> Brief 1: Update the storm report by rewriting everything from "The storm passed" down to "severe weather team.", with "tens of kilometres" replaced by "dozens of kilometres".
> Brief 2: Write a continuation of the storm report that begins after its final sentence.

> Excerpt provided:
********************

Mr Jarrett planned to sit out the storm, photograph the lightning and report his observations in real time to the 4000-odd fans of his Illawarra Stormchasers Facebook page.
At about 12.30am he felt his car rocking from the force of the winds. Soon afterwards, he drove home.
"The lightning rates were indicating to me that there was a lot going on in the atmosphere," Mr Jarrett told the Mercury.
"The winds were starting to pick up and that's when I made the decision to head back home and hunker down. That was based not only on my instincts and observations, I was also watching the radar very closely. I was starting to see things.
"It looked like there was a bit of rotation in the storms as they were coming through Sydney. It was telling me it was too much of a safety risk to continue chasing this storm. I was thinking there may be tornadoes."
The storm passed Wollongong at 2.30am, still about 50 kilometres out at sea.
Experts from the Bureau of Meteorology believe they have since spotted a "little system" form within the broader storm system, registering as a subtle shift in radar imagery at about 2.30am.
The storm - tens of kilometres across - made landfall in Kiama at 3am.
The bureau is still investigating the extreme weather events that followed, but believes the little low-pressure system was the trigger for four, possibly five, tornadoes that hit the region.
Tornadoes are not uncommon in Australia but the number formed on Sunday morning, their closeness in distance and timing, is a rarity not witnessed by Michael Logan in his 10 years with the bureau's severe weather team.
"I'd say it [the smaller system] was the trigger for all of them," he said.
"What we'll have to go back and have a good look at is why nothing like that formed further north in the Hunter or in Sydney."
Mr Logan was one of two bureau experts sent to the region on Tuesday to study areas of destruction resulting from the storm and determine if tornadoes were to blame.
The bureau confirmed and rated three tornadoes according to the six-tiered Enhanced Fujita Scale (EFO) of tornado intensity.
They say the weakest - an EF0 - swept inland eight kilometres from the coast to Jamberoo at speeds of about 125km/h.
There was an EF1 at Kiama, lasting four kilometres at about 160km/h.
The strongest hit Seven Mile Beach and drove a 16-kilometre scar towards Nowra, reaching speeds of about 200km/h.
The bureau also accepts as credible reports of a tornado at Albion Park Rail, and say it is possible a fifth hit at Gerringong.

********************

> Dataset:
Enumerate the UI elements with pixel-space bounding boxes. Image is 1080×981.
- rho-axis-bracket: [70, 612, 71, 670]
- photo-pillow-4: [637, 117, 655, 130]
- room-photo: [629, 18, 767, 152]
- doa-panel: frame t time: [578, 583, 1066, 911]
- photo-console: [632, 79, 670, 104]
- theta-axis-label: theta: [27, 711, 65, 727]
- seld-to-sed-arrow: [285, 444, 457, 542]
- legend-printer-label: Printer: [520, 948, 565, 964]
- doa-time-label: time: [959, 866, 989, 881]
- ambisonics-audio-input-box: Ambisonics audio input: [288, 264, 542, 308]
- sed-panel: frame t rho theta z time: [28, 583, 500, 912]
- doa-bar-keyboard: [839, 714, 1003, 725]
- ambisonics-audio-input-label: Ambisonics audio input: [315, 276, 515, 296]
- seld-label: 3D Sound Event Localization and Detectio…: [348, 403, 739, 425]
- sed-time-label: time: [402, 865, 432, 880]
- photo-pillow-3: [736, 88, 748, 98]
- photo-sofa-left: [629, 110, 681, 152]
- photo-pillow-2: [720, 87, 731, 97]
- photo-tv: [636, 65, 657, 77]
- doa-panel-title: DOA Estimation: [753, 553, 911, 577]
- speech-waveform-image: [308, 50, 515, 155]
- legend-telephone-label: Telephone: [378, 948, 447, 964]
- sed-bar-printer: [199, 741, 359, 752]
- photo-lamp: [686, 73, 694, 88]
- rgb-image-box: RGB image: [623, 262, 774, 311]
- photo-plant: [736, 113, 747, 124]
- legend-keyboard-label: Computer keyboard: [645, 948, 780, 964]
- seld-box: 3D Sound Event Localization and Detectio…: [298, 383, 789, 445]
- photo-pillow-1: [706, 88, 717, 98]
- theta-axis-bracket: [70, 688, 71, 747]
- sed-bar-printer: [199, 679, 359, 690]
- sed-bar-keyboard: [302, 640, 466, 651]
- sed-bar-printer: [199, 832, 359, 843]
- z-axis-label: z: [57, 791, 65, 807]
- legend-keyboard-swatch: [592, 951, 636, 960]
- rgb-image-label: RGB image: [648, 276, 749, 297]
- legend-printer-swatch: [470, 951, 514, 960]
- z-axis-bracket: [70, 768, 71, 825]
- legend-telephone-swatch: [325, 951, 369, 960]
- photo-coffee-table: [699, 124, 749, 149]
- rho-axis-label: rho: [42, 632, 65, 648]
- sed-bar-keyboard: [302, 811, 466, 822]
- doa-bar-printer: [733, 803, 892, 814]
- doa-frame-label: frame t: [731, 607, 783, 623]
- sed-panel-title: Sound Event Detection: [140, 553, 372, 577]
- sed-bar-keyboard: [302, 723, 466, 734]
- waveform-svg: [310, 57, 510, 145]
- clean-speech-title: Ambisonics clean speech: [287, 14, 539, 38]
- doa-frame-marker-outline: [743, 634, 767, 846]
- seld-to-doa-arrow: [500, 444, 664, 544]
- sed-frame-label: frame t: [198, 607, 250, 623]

********************

> Response box 1:
The storm passed Wollongong at 2.30am, still about 50 kilometres out at sea.
Experts from the Bureau of Meteorology believe they have since spotted a "little system" form within the broader storm system, registering as a subtle shift in radar imagery at about 2.30am.
The storm - dozens of kilometres across - made landfall in Kiama at 3am.
The bureau is still investigating the extreme weather events that followed, but believes the little low-pressure system was the trigger for four, possibly five, tornadoes that hit the region.
Tornadoes are not uncommon in Australia but the number formed on Sunday morning, their closeness in distance and timing, is a rarity not witnessed by Michael Logan in his 10 years with the bureau's severe weather team.

> Response box 2:
"From some of the stories we heard it's incredibly lucky no-one was seriously injured," Mr Logan said.
"It was lucky it came through when it did."
Mr Logan said there was no warning of the tornadoes because the trigger system developed so soon before they hit, and because the distance of the tornadoes from the nearest Doppler radar, located 18 kilometres north-west of Wollongong, made radar readings inconclusive, even after the event. Some tornadoes don't reach high enough into the atmosphere to be recorded on Doppler radar.
"Even as an organisation we didn't know there'd been tornadoes until we started to get damage reports from the SES," Mr Logan said.
Mr Jarrett believes he saw tell-tale "signs of rotation" in the storm cells as they were coming through Sydney.
"It's generally accepted that you have a possible tornadic environment when that occurs," said Mr Jarrett, a first-year bachelor of science physics student.
"But it is very hard to call [a tornado] initially because you need to have the damage path surveys completed to assess if the path was confined, or if it was a broad area of general destruction."
In the aftermath of the storm, the damage was attributed to multiple weather phenomena, including a waterspout and a downburst - a strong downward current of air capable of causing wind speeds in excess of 100km/h.
The bureau says a downburst, or multiple downbursts, may have occurred as part of the same system and may be responsible for wider, more generalised areas of damage.
Mr Jarrett said a waterspout could not have caused such serious damage.
"A waterspout will take off some tiles and break some windows whereas a tornado can, as we've seen, take an entire storey off a house, because there are stronger wind processes involved."